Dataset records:
━━━━━━━━━━━━━━━━━━━━━━━━━━━━━━
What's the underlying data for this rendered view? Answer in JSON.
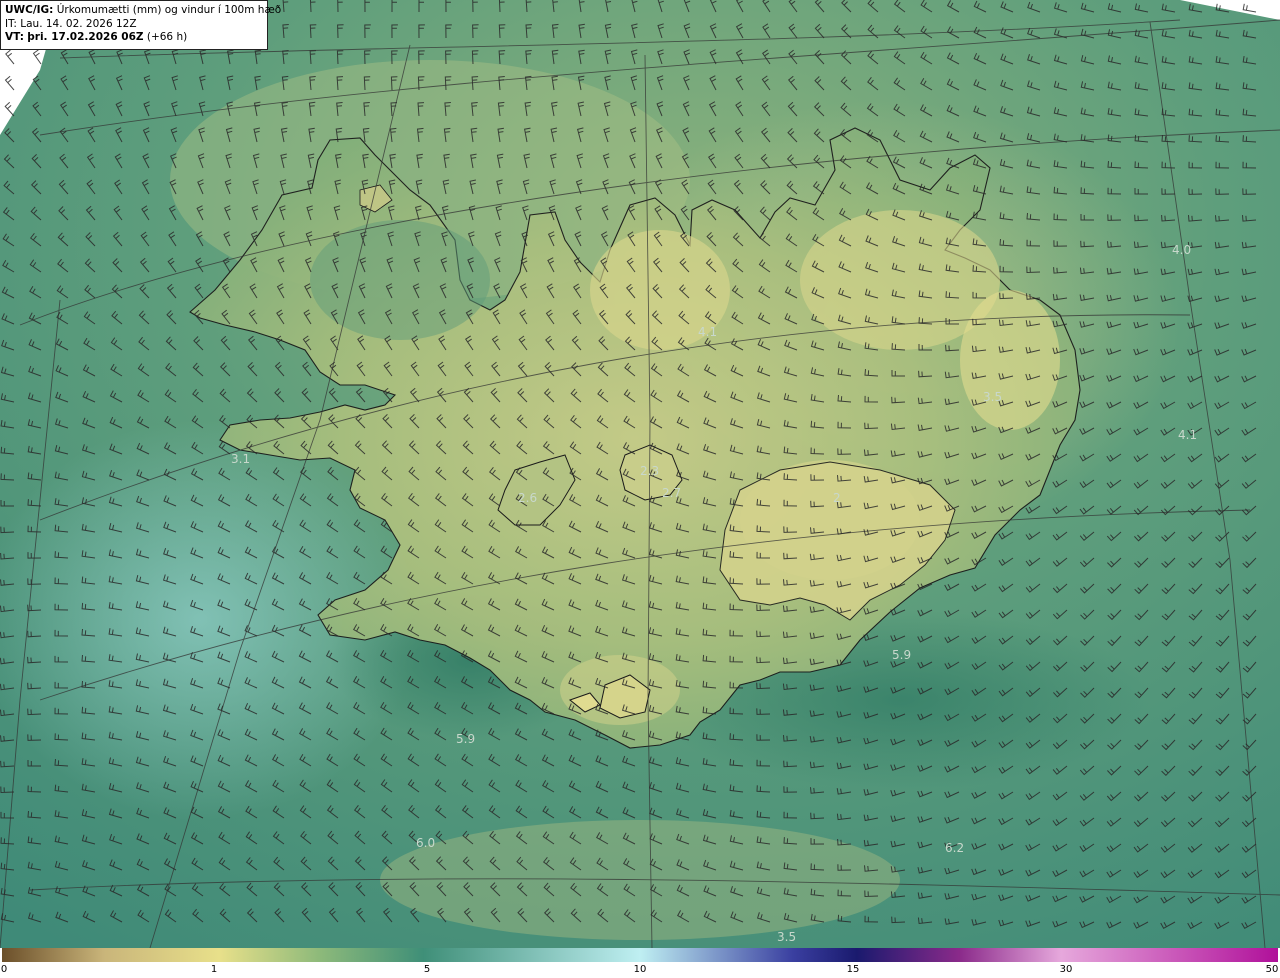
{
  "header": {
    "model_label": "UWC/IG:",
    "title": "Úrkomumætti (mm) og vindur í 100m hæð",
    "init_prefix": "IT:",
    "init_time": "Lau. 14. 02. 2026 12Z",
    "valid_prefix": "VT:",
    "valid_time": "þri. 17.02.2026 06Z",
    "lead_time": "(+66 h)"
  },
  "field_labels": [
    "4.0",
    "4.1",
    "3.5",
    "4.1",
    "3.1",
    "2.6",
    "2.3",
    "2.7",
    "2",
    "5.9",
    "5.9",
    "6.0",
    "6.2",
    "3.5"
  ],
  "colorbar": {
    "ticks": [
      "0",
      "1",
      "5",
      "10",
      "15",
      "30",
      "50"
    ],
    "colors": {
      "low": "#6b4f2a",
      "tan": "#c9b57a",
      "yellow": "#e8e08a",
      "green": "#8cb97a",
      "teal": "#3f8f78",
      "cyan": "#bfeff2",
      "blue": "#3a3fa0",
      "navy": "#1a1a6e",
      "purple": "#8a2a8a",
      "pink": "#e6a8dc",
      "magenta": "#b0109a"
    }
  }
}
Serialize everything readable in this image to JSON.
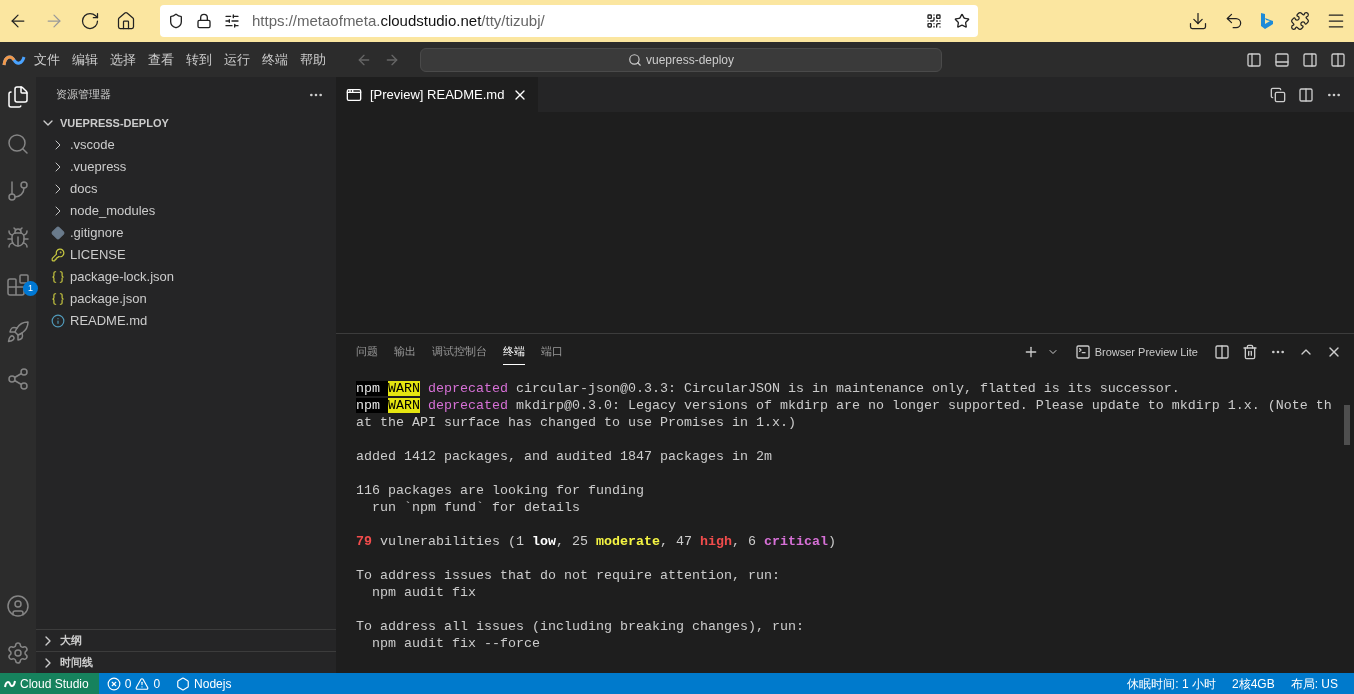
{
  "browser": {
    "url": {
      "prefix": "https://metaofmeta.",
      "domain": "cloudstudio.net",
      "path": "/tty/tizubj/"
    }
  },
  "menu": [
    "文件",
    "编辑",
    "选择",
    "查看",
    "转到",
    "运行",
    "终端",
    "帮助"
  ],
  "command_center": {
    "label": "vuepress-deploy"
  },
  "activity_bar": {
    "extensions_badge": "1"
  },
  "sidebar": {
    "title": "资源管理器",
    "section": {
      "label": "VUEPRESS-DEPLOY",
      "expanded": true
    },
    "items": [
      {
        "name": ".vscode",
        "kind": "folder"
      },
      {
        "name": ".vuepress",
        "kind": "folder"
      },
      {
        "name": "docs",
        "kind": "folder"
      },
      {
        "name": "node_modules",
        "kind": "folder"
      },
      {
        "name": ".gitignore",
        "kind": "git"
      },
      {
        "name": "LICENSE",
        "kind": "license"
      },
      {
        "name": "package-lock.json",
        "kind": "json"
      },
      {
        "name": "package.json",
        "kind": "json"
      },
      {
        "name": "README.md",
        "kind": "info"
      }
    ],
    "bottom_sections": [
      {
        "label": "大纲",
        "expanded": false
      },
      {
        "label": "时间线",
        "expanded": false
      }
    ]
  },
  "editor_tabs": [
    {
      "label": "[Preview] README.md",
      "selected": true
    }
  ],
  "panel": {
    "tabs": [
      {
        "label": "问题",
        "selected": false
      },
      {
        "label": "输出",
        "selected": false
      },
      {
        "label": "调试控制台",
        "selected": false
      },
      {
        "label": "终端",
        "selected": true
      },
      {
        "label": "端口",
        "selected": false
      }
    ],
    "terminal_label": "Browser Preview Lite",
    "blocks": [
      [
        [
          {
            "kind": "npm",
            "text": "npm "
          },
          {
            "kind": "warn",
            "text": "WARN"
          },
          {
            "kind": "deprecated",
            "text": " deprecated"
          },
          {
            "kind": "plain",
            "text": " circular-json@0.3.3: CircularJSON is in maintenance only, flatted is its successor."
          }
        ],
        [
          {
            "kind": "npm",
            "text": "npm "
          },
          {
            "kind": "warn",
            "text": "WARN"
          },
          {
            "kind": "deprecated",
            "text": " deprecated"
          },
          {
            "kind": "plain",
            "text": " mkdirp@0.3.0: Legacy versions of mkdirp are no longer supported. Please update to mkdirp 1.x. (Note th"
          }
        ],
        [
          {
            "kind": "plain",
            "text": "at the API surface has changed to use Promises in 1.x.)"
          }
        ]
      ],
      [
        [
          {
            "kind": "plain",
            "text": "added 1412 packages, and audited 1847 packages in 2m"
          }
        ]
      ],
      [
        [
          {
            "kind": "plain",
            "text": "116 packages are looking for funding"
          }
        ],
        [
          {
            "kind": "plain",
            "text": "  run `npm fund` for details"
          }
        ]
      ],
      [
        [
          {
            "kind": "red-bold",
            "text": "79"
          },
          {
            "kind": "plain",
            "text": " vulnerabilities (1 "
          },
          {
            "kind": "bold",
            "text": "low"
          },
          {
            "kind": "plain",
            "text": ", 25 "
          },
          {
            "kind": "yellow-bold",
            "text": "moderate"
          },
          {
            "kind": "plain",
            "text": ", 47 "
          },
          {
            "kind": "red-bold",
            "text": "high"
          },
          {
            "kind": "plain",
            "text": ", 6 "
          },
          {
            "kind": "magenta-bold",
            "text": "critical"
          },
          {
            "kind": "plain",
            "text": ")"
          }
        ]
      ],
      [
        [
          {
            "kind": "plain",
            "text": "To address issues that do not require attention, run:"
          }
        ],
        [
          {
            "kind": "plain",
            "text": "  npm audit fix"
          }
        ]
      ],
      [
        [
          {
            "kind": "plain",
            "text": "To address all issues (including breaking changes), run:"
          }
        ],
        [
          {
            "kind": "plain",
            "text": "  npm audit fix --force"
          }
        ]
      ]
    ]
  },
  "status_bar": {
    "remote": "Cloud Studio",
    "errors": "0",
    "warnings": "0",
    "runtime": "Nodejs",
    "right": [
      "休眠时间: 1 小时",
      "2核4GB",
      "布局: US"
    ]
  }
}
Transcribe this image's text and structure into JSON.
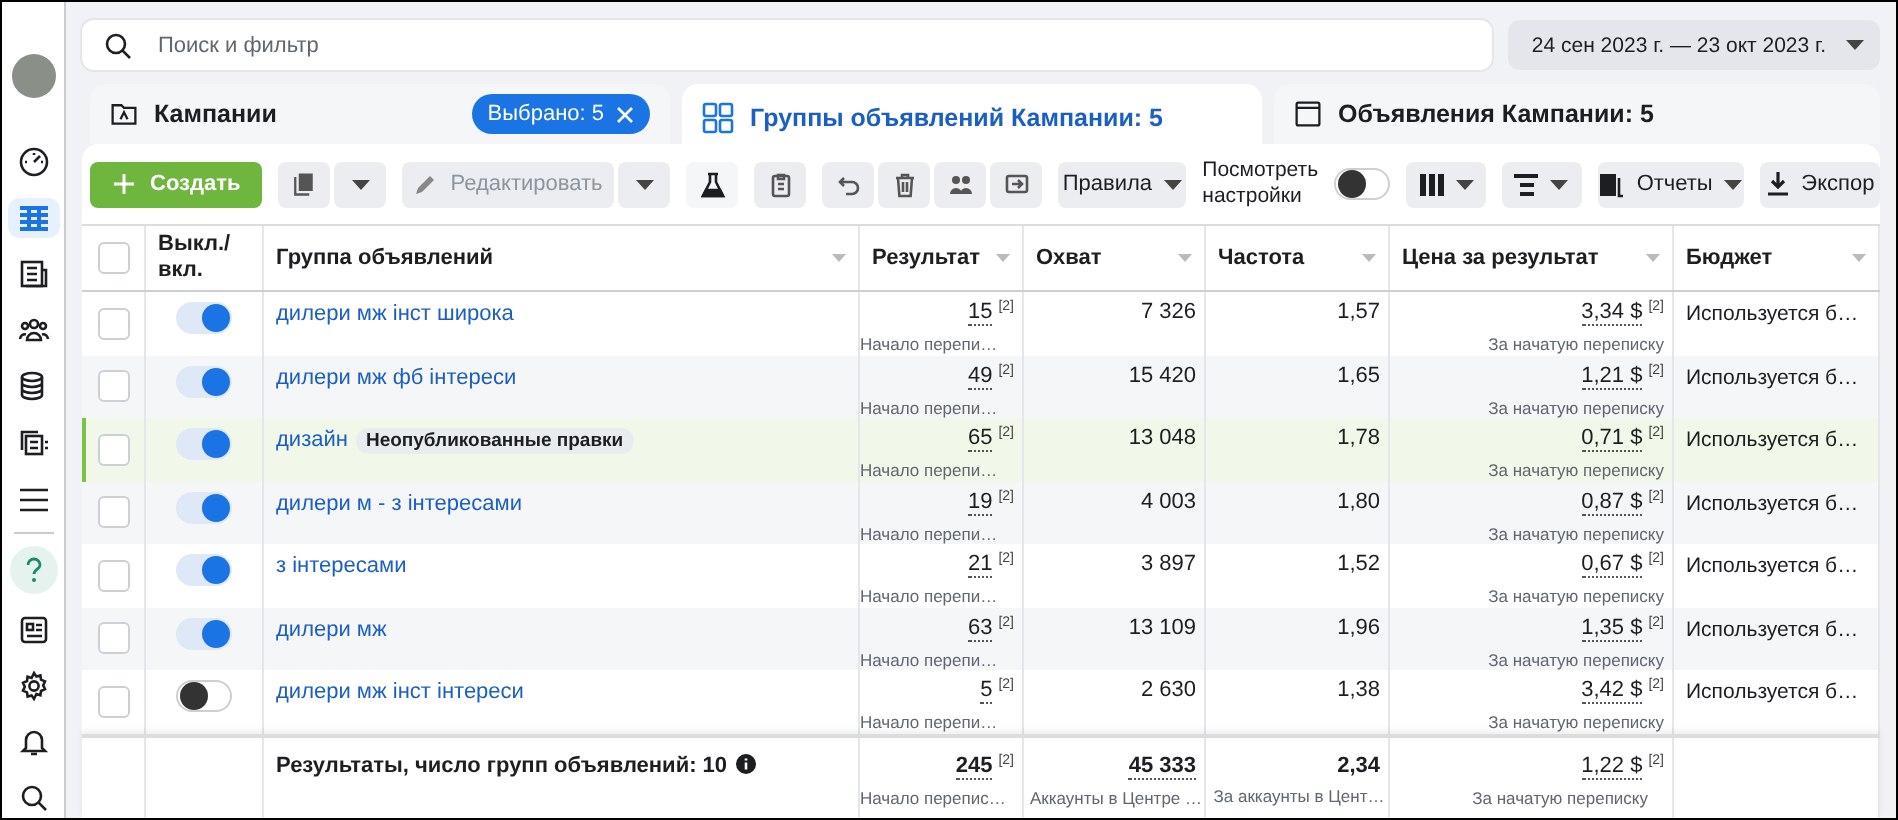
━━━━━━━━━━━━━━━━━━━━━━━━━━━━━━
→ WRITTEN REQUEST
Give back the entries verbatim. Do not include any picture.

→ FULL OUTPUT
What's the underlying data for this rendered view? Answer in JSON.
{
  "header": {
    "model_label": "UWC/IG:",
    "title": "Úrkomumætti (mm) og vindur í 100m hæð",
    "init_prefix": "IT:",
    "init_time": "Lau. 14. 02. 2026 12Z",
    "valid_prefix": "VT:",
    "valid_time": "þri. 17.02.2026 06Z",
    "lead_time": "(+66 h)"
  },
  "field_labels": [
    "4.0",
    "4.1",
    "3.5",
    "4.1",
    "3.1",
    "2.6",
    "2.3",
    "2.7",
    "2",
    "5.9",
    "5.9",
    "6.0",
    "6.2",
    "3.5"
  ],
  "colorbar": {
    "ticks": [
      "0",
      "1",
      "5",
      "10",
      "15",
      "30",
      "50"
    ],
    "colors": {
      "low": "#6b4f2a",
      "tan": "#c9b57a",
      "yellow": "#e8e08a",
      "green": "#8cb97a",
      "teal": "#3f8f78",
      "cyan": "#bfeff2",
      "blue": "#3a3fa0",
      "navy": "#1a1a6e",
      "purple": "#8a2a8a",
      "pink": "#e6a8dc",
      "magenta": "#b0109a"
    }
  }
}
Serialize everything readable in this image to JSON.
{
  "browser": {
    "url": {
      "prefix": "https://metaofmeta.",
      "domain": "cloudstudio.net",
      "path": "/tty/tizubj/"
    }
  },
  "menu": [
    "文件",
    "编辑",
    "选择",
    "查看",
    "转到",
    "运行",
    "终端",
    "帮助"
  ],
  "command_center": {
    "label": "vuepress-deploy"
  },
  "activity_bar": {
    "extensions_badge": "1"
  },
  "sidebar": {
    "title": "资源管理器",
    "section": {
      "label": "VUEPRESS-DEPLOY",
      "expanded": true
    },
    "items": [
      {
        "name": ".vscode",
        "kind": "folder"
      },
      {
        "name": ".vuepress",
        "kind": "folder"
      },
      {
        "name": "docs",
        "kind": "folder"
      },
      {
        "name": "node_modules",
        "kind": "folder"
      },
      {
        "name": ".gitignore",
        "kind": "git"
      },
      {
        "name": "LICENSE",
        "kind": "license"
      },
      {
        "name": "package-lock.json",
        "kind": "json"
      },
      {
        "name": "package.json",
        "kind": "json"
      },
      {
        "name": "README.md",
        "kind": "info"
      }
    ],
    "bottom_sections": [
      {
        "label": "大纲",
        "expanded": false
      },
      {
        "label": "时间线",
        "expanded": false
      }
    ]
  },
  "editor_tabs": [
    {
      "label": "[Preview] README.md",
      "selected": true
    }
  ],
  "panel": {
    "tabs": [
      {
        "label": "问题",
        "selected": false
      },
      {
        "label": "输出",
        "selected": false
      },
      {
        "label": "调试控制台",
        "selected": false
      },
      {
        "label": "终端",
        "selected": true
      },
      {
        "label": "端口",
        "selected": false
      }
    ],
    "terminal_label": "Browser Preview Lite",
    "blocks": [
      [
        [
          {
            "kind": "npm",
            "text": "npm "
          },
          {
            "kind": "warn",
            "text": "WARN"
          },
          {
            "kind": "deprecated",
            "text": " deprecated"
          },
          {
            "kind": "plain",
            "text": " circular-json@0.3.3: CircularJSON is in maintenance only, flatted is its successor."
          }
        ],
        [
          {
            "kind": "npm",
            "text": "npm "
          },
          {
            "kind": "warn",
            "text": "WARN"
          },
          {
            "kind": "deprecated",
            "text": " deprecated"
          },
          {
            "kind": "plain",
            "text": " mkdirp@0.3.0: Legacy versions of mkdirp are no longer supported. Please update to mkdirp 1.x. (Note th"
          }
        ],
        [
          {
            "kind": "plain",
            "text": "at the API surface has changed to use Promises in 1.x.)"
          }
        ]
      ],
      [
        [
          {
            "kind": "plain",
            "text": "added 1412 packages, and audited 1847 packages in 2m"
          }
        ]
      ],
      [
        [
          {
            "kind": "plain",
            "text": "116 packages are looking for funding"
          }
        ],
        [
          {
            "kind": "plain",
            "text": "  run `npm fund` for details"
          }
        ]
      ],
      [
        [
          {
            "kind": "red-bold",
            "text": "79"
          },
          {
            "kind": "plain",
            "text": " vulnerabilities (1 "
          },
          {
            "kind": "bold",
            "text": "low"
          },
          {
            "kind": "plain",
            "text": ", 25 "
          },
          {
            "kind": "yellow-bold",
            "text": "moderate"
          },
          {
            "kind": "plain",
            "text": ", 47 "
          },
          {
            "kind": "red-bold",
            "text": "high"
          },
          {
            "kind": "plain",
            "text": ", 6 "
          },
          {
            "kind": "magenta-bold",
            "text": "critical"
          },
          {
            "kind": "plain",
            "text": ")"
          }
        ]
      ],
      [
        [
          {
            "kind": "plain",
            "text": "To address issues that do not require attention, run:"
          }
        ],
        [
          {
            "kind": "plain",
            "text": "  npm audit fix"
          }
        ]
      ],
      [
        [
          {
            "kind": "plain",
            "text": "To address all issues (including breaking changes), run:"
          }
        ],
        [
          {
            "kind": "plain",
            "text": "  npm audit fix --force"
          }
        ]
      ]
    ]
  },
  "status_bar": {
    "remote": "Cloud Studio",
    "errors": "0",
    "warnings": "0",
    "runtime": "Nodejs",
    "right": [
      "休眠时间: 1 小时",
      "2核4GB",
      "布局: US"
    ]
  }
}
Transcribe this image's text and structure into JSON.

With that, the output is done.